* [Do this] Below are some records; retype all of them exactly.

* [Records provided]
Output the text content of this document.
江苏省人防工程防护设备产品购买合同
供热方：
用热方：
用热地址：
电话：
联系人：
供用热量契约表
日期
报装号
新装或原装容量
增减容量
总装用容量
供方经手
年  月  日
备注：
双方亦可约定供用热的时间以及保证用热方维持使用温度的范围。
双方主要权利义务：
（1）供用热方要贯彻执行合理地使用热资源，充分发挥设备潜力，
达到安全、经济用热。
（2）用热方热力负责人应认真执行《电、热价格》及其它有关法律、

* [Solution to this exercise]
Output the text content of this document.
江苏省人防工程防护设备产品购买合同
供热方：
用热方：
用热地址：
电话：
联系人：
供用热量契约表
日期
报装号
新装或原装容量
增减容量
总装用容量
供方经手
年  月  日
备注：
双方亦可约定供用热的时间以及保证用热方维持使用温度的范围。
双方主要权利义务：
（1）供用热方要贯彻执行合理地使用热资源，充分发挥设备潜力，
达到安全、经济用热。
（2）用热方热力负责人应认真执行《电、热价格》及其它有关法律、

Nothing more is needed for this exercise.